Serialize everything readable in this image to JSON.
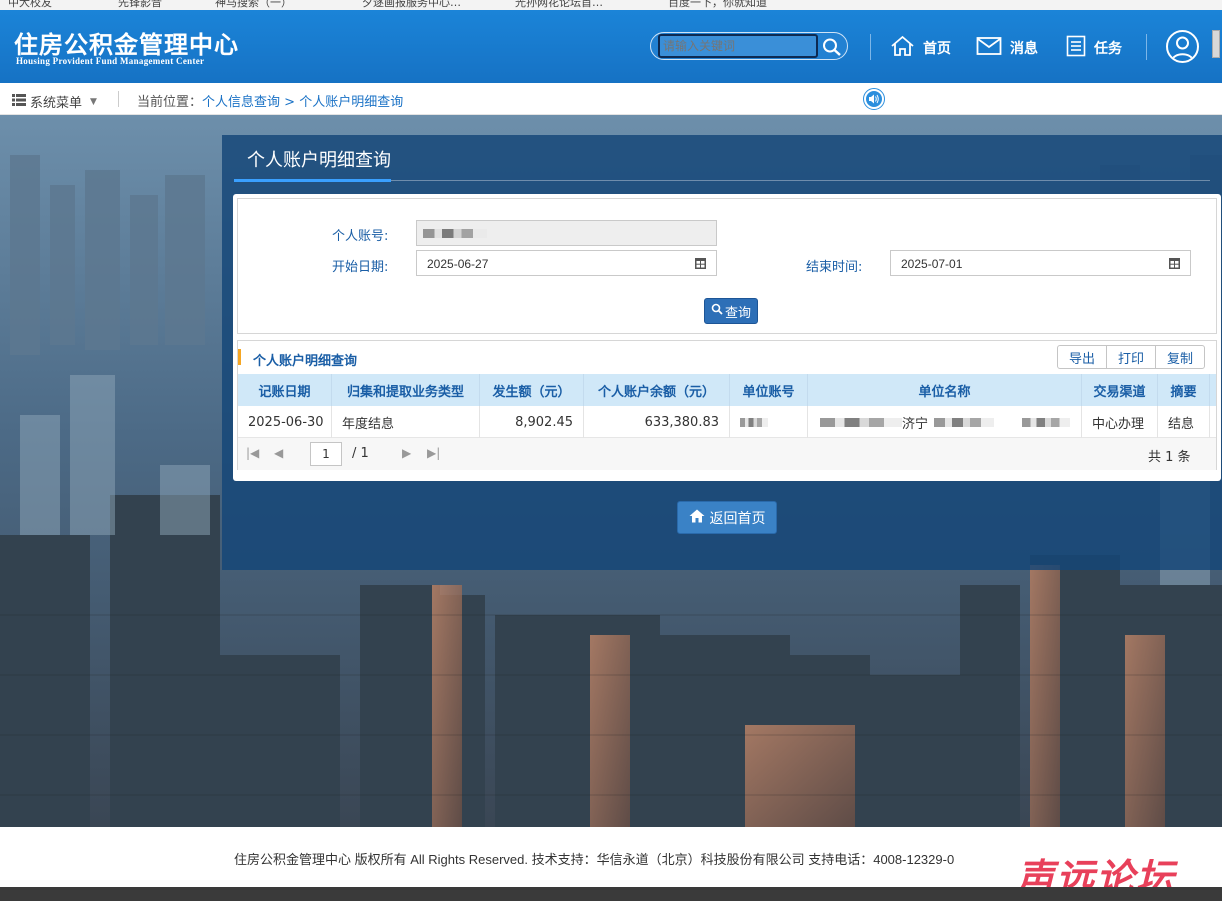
{
  "bookmarks": [
    "中大校友",
    "先锋影音",
    "神马搜索（一）",
    "夕逐画报服务中心…",
    "光孙网花论坛首…",
    "百度一下，你就知道"
  ],
  "header": {
    "logo_cn": "住房公积金管理中心",
    "logo_en": "Housing Provident Fund Management Center",
    "search_placeholder": "请输入关键词",
    "nav": [
      {
        "label": "首页",
        "icon": "home-icon"
      },
      {
        "label": "消息",
        "icon": "mail-icon"
      },
      {
        "label": "任务",
        "icon": "task-list-icon"
      }
    ],
    "avatar_icon": "user-avatar-icon"
  },
  "breadcrumb": {
    "menu_label": "系统菜单",
    "prefix": "当前位置：",
    "level1": "个人信息查询",
    "separator": " > ",
    "level2": "个人账户明细查询"
  },
  "panel": {
    "title": "个人账户明细查询"
  },
  "form": {
    "account_label": "个人账号:",
    "account_value": "",
    "start_label": "开始日期:",
    "start_value": "2025-06-27",
    "end_label": "结束时间:",
    "end_value": "2025-07-01",
    "query_label": "查询"
  },
  "grid": {
    "title": "个人账户明细查询",
    "actions": [
      "导出",
      "打印",
      "复制"
    ],
    "columns": [
      "记账日期",
      "归集和提取业务类型",
      "发生额（元）",
      "个人账户余额（元）",
      "单位账号",
      "单位名称",
      "交易渠道",
      "摘要"
    ],
    "rows": [
      {
        "date": "2025-06-30",
        "type": "年度结息",
        "amount": "8,902.45",
        "balance": "633,380.83",
        "unit_account": "",
        "unit_name_visible": "济宁",
        "channel": "中心办理",
        "summary": "结息"
      }
    ],
    "pager": {
      "current": "1",
      "total_pages": "/ 1",
      "total_label": "共 1 条"
    }
  },
  "home_button": "返回首页",
  "footer": {
    "text": "住房公积金管理中心 版权所有 All Rights Reserved. 技术支持：华信永道（北京）科技股份有限公司 支持电话：4008-12329-0",
    "watermark": "声远论坛"
  },
  "colors": {
    "header_blue": "#1b84d8",
    "link_blue": "#1a72c6",
    "accent_orange": "#f5a623",
    "watermark_red": "#e8405a"
  }
}
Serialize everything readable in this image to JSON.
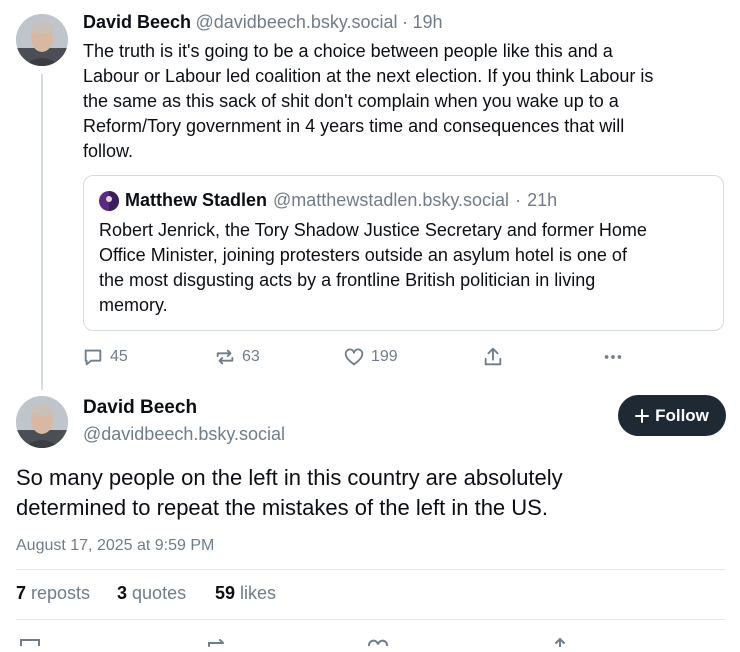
{
  "parent_post": {
    "author_name": "David Beech",
    "author_handle": "@davidbeech.bsky.social",
    "separator": "·",
    "time": "19h",
    "lines": [
      "The truth is it's going to be a choice between people like this and a",
      "Labour or Labour led coalition at the next election. If you think Labour is",
      "the same as this sack of shit don't complain when you wake up to a",
      "Reform/Tory government in 4 years time and consequences that will",
      "follow."
    ],
    "quote": {
      "author_name": "Matthew Stadlen",
      "author_handle": "@matthewstadlen.bsky.social",
      "separator": "·",
      "time": "21h",
      "lines": [
        "Robert Jenrick, the Tory Shadow Justice Secretary and former Home",
        "Office Minister, joining protesters outside an asylum hotel is one of",
        "the most disgusting acts by a frontline British politician in living",
        "memory."
      ]
    },
    "actions": {
      "replies": "45",
      "reposts": "63",
      "likes": "199"
    }
  },
  "main_post": {
    "author_name": "David Beech",
    "author_handle": "@davidbeech.bsky.social",
    "follow_label": "Follow",
    "lines": [
      "So many people on the left in this country are absolutely",
      "determined to repeat the mistakes of the left in the US."
    ],
    "timestamp": "August 17, 2025 at 9:59 PM",
    "stats": {
      "reposts_count": "7",
      "reposts_label": "reposts",
      "quotes_count": "3",
      "quotes_label": "quotes",
      "likes_count": "59",
      "likes_label": "likes"
    }
  },
  "colors": {
    "text": "#0b0f14",
    "muted": "#6f7c89",
    "border": "#d4dbe2",
    "follow_bg": "#1e2934"
  }
}
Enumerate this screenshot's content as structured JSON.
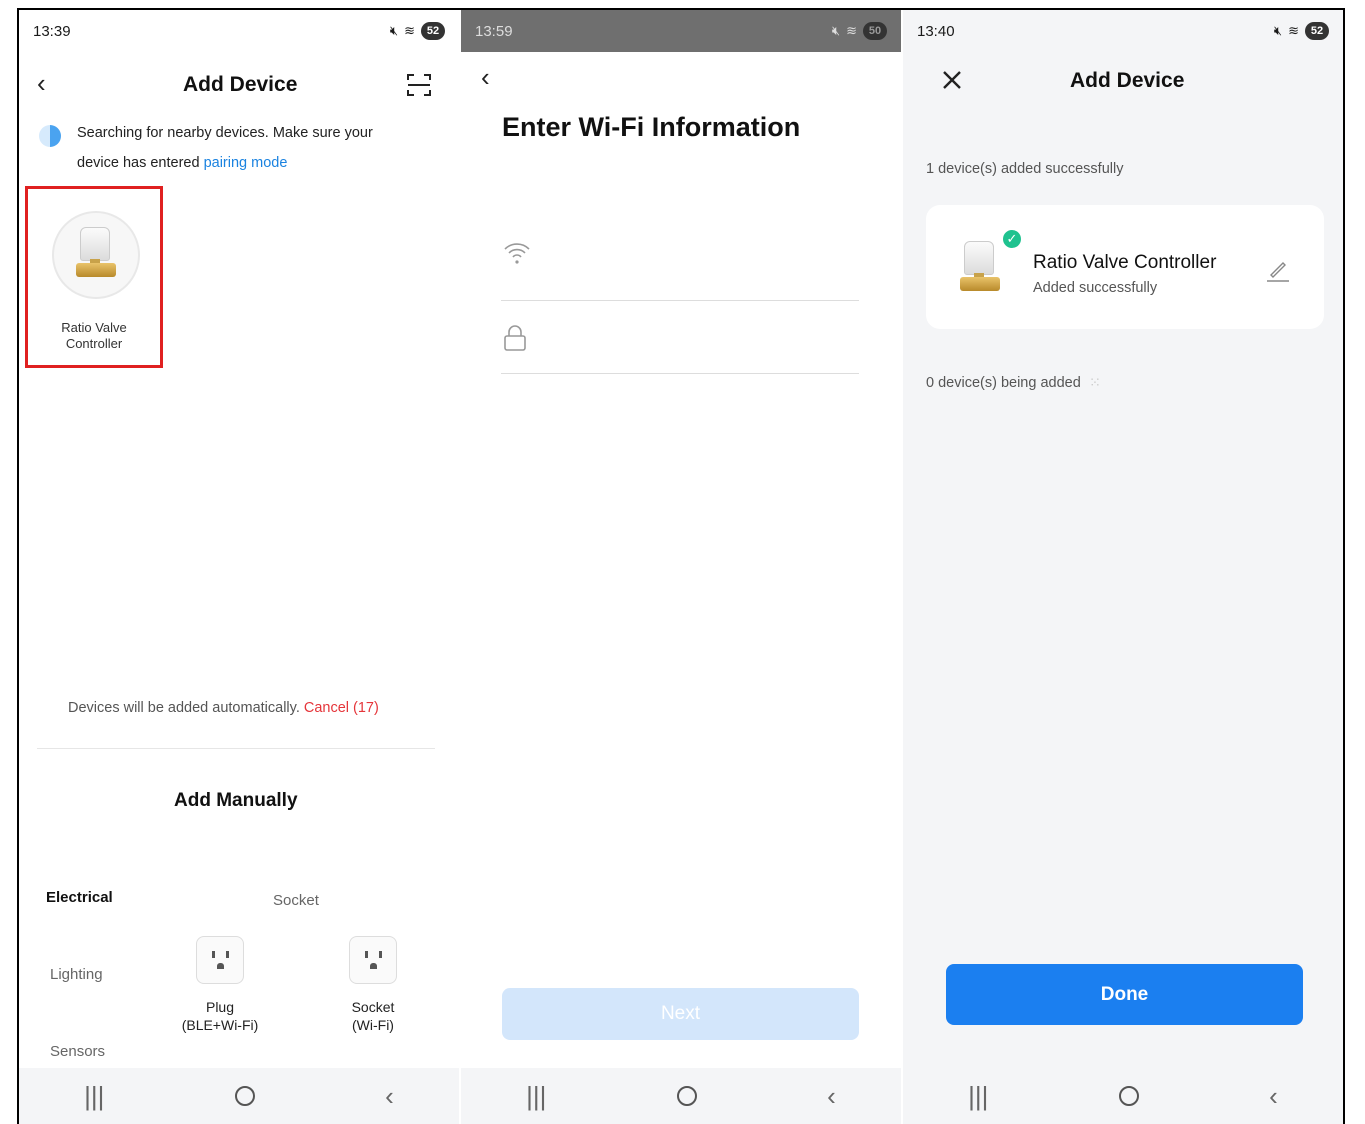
{
  "panel1": {
    "time": "13:39",
    "battery": "52",
    "title": "Add Device",
    "search_text": "Searching for nearby devices. Make sure your device has entered ",
    "pairing_link": "pairing mode",
    "device": {
      "name_line1": "Ratio Valve",
      "name_line2": "Controller"
    },
    "auto_text": "Devices will be added automatically. ",
    "cancel_text": "Cancel (17)",
    "add_manually": "Add Manually",
    "categories": [
      "Electrical",
      "Lighting",
      "Sensors"
    ],
    "section_label": "Socket",
    "items": [
      {
        "line1": "Plug",
        "line2": "(BLE+Wi-Fi)"
      },
      {
        "line1": "Socket",
        "line2": "(Wi-Fi)"
      }
    ]
  },
  "panel2": {
    "time": "13:59",
    "battery": "50",
    "title": "Enter Wi-Fi Information",
    "next_label": "Next"
  },
  "panel3": {
    "time": "13:40",
    "battery": "52",
    "title": "Add Device",
    "success_count": "1 device(s) added successfully",
    "device_name": "Ratio Valve Controller",
    "device_status": "Added successfully",
    "pending_count": "0 device(s) being added",
    "done_label": "Done"
  },
  "colors": {
    "accent": "#1b7ff0",
    "link": "#1b83e0",
    "cancel": "#e5353a",
    "success": "#1fc28f",
    "highlight_box": "#e02020"
  }
}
--- --- ---
> **Short problem**: Write every entry out again exactly, dropping the pictures.

> **Answer**:
Serialize everything readable in this image to JSON.
{
  "bookmarks": [
    "中大校友",
    "先锋影音",
    "神马搜索（一）",
    "夕逐画报服务中心…",
    "光孙网花论坛首…",
    "百度一下，你就知道"
  ],
  "header": {
    "logo_cn": "住房公积金管理中心",
    "logo_en": "Housing Provident Fund Management Center",
    "search_placeholder": "请输入关键词",
    "nav": [
      {
        "label": "首页",
        "icon": "home-icon"
      },
      {
        "label": "消息",
        "icon": "mail-icon"
      },
      {
        "label": "任务",
        "icon": "task-list-icon"
      }
    ],
    "avatar_icon": "user-avatar-icon"
  },
  "breadcrumb": {
    "menu_label": "系统菜单",
    "prefix": "当前位置：",
    "level1": "个人信息查询",
    "separator": " > ",
    "level2": "个人账户明细查询"
  },
  "panel": {
    "title": "个人账户明细查询"
  },
  "form": {
    "account_label": "个人账号:",
    "account_value": "",
    "start_label": "开始日期:",
    "start_value": "2025-06-27",
    "end_label": "结束时间:",
    "end_value": "2025-07-01",
    "query_label": "查询"
  },
  "grid": {
    "title": "个人账户明细查询",
    "actions": [
      "导出",
      "打印",
      "复制"
    ],
    "columns": [
      "记账日期",
      "归集和提取业务类型",
      "发生额（元）",
      "个人账户余额（元）",
      "单位账号",
      "单位名称",
      "交易渠道",
      "摘要"
    ],
    "rows": [
      {
        "date": "2025-06-30",
        "type": "年度结息",
        "amount": "8,902.45",
        "balance": "633,380.83",
        "unit_account": "",
        "unit_name_visible": "济宁",
        "channel": "中心办理",
        "summary": "结息"
      }
    ],
    "pager": {
      "current": "1",
      "total_pages": "/ 1",
      "total_label": "共 1 条"
    }
  },
  "home_button": "返回首页",
  "footer": {
    "text": "住房公积金管理中心 版权所有 All Rights Reserved. 技术支持：华信永道（北京）科技股份有限公司 支持电话：4008-12329-0",
    "watermark": "声远论坛"
  },
  "colors": {
    "header_blue": "#1b84d8",
    "link_blue": "#1a72c6",
    "accent_orange": "#f5a623",
    "watermark_red": "#e8405a"
  }
}
Serialize everything readable in this image to JSON.
{
  "parent_post": {
    "author_name": "David Beech",
    "author_handle": "@davidbeech.bsky.social",
    "separator": "·",
    "time": "19h",
    "lines": [
      "The truth is it's going to be a choice between people like this and a",
      "Labour or Labour led coalition at the next election. If you think Labour is",
      "the same as this sack of shit don't complain when you wake up to a",
      "Reform/Tory government in 4 years time and consequences that will",
      "follow."
    ],
    "quote": {
      "author_name": "Matthew Stadlen",
      "author_handle": "@matthewstadlen.bsky.social",
      "separator": "·",
      "time": "21h",
      "lines": [
        "Robert Jenrick, the Tory Shadow Justice Secretary and former Home",
        "Office Minister, joining protesters outside an asylum hotel is one of",
        "the most disgusting acts by a frontline British politician in living",
        "memory."
      ]
    },
    "actions": {
      "replies": "45",
      "reposts": "63",
      "likes": "199"
    }
  },
  "main_post": {
    "author_name": "David Beech",
    "author_handle": "@davidbeech.bsky.social",
    "follow_label": "Follow",
    "lines": [
      "So many people on the left in this country are absolutely",
      "determined to repeat the mistakes of the left in the US."
    ],
    "timestamp": "August 17, 2025 at 9:59 PM",
    "stats": {
      "reposts_count": "7",
      "reposts_label": "reposts",
      "quotes_count": "3",
      "quotes_label": "quotes",
      "likes_count": "59",
      "likes_label": "likes"
    }
  },
  "colors": {
    "text": "#0b0f14",
    "muted": "#6f7c89",
    "border": "#d4dbe2",
    "follow_bg": "#1e2934"
  }
}
Enumerate this screenshot's content as structured JSON.
{
  "panel1": {
    "time": "13:39",
    "battery": "52",
    "title": "Add Device",
    "search_text": "Searching for nearby devices. Make sure your device has entered ",
    "pairing_link": "pairing mode",
    "device": {
      "name_line1": "Ratio Valve",
      "name_line2": "Controller"
    },
    "auto_text": "Devices will be added automatically. ",
    "cancel_text": "Cancel (17)",
    "add_manually": "Add Manually",
    "categories": [
      "Electrical",
      "Lighting",
      "Sensors"
    ],
    "section_label": "Socket",
    "items": [
      {
        "line1": "Plug",
        "line2": "(BLE+Wi-Fi)"
      },
      {
        "line1": "Socket",
        "line2": "(Wi-Fi)"
      }
    ]
  },
  "panel2": {
    "time": "13:59",
    "battery": "50",
    "title": "Enter Wi-Fi Information",
    "next_label": "Next"
  },
  "panel3": {
    "time": "13:40",
    "battery": "52",
    "title": "Add Device",
    "success_count": "1 device(s) added successfully",
    "device_name": "Ratio Valve Controller",
    "device_status": "Added successfully",
    "pending_count": "0 device(s) being added",
    "done_label": "Done"
  },
  "colors": {
    "accent": "#1b7ff0",
    "link": "#1b83e0",
    "cancel": "#e5353a",
    "success": "#1fc28f",
    "highlight_box": "#e02020"
  }
}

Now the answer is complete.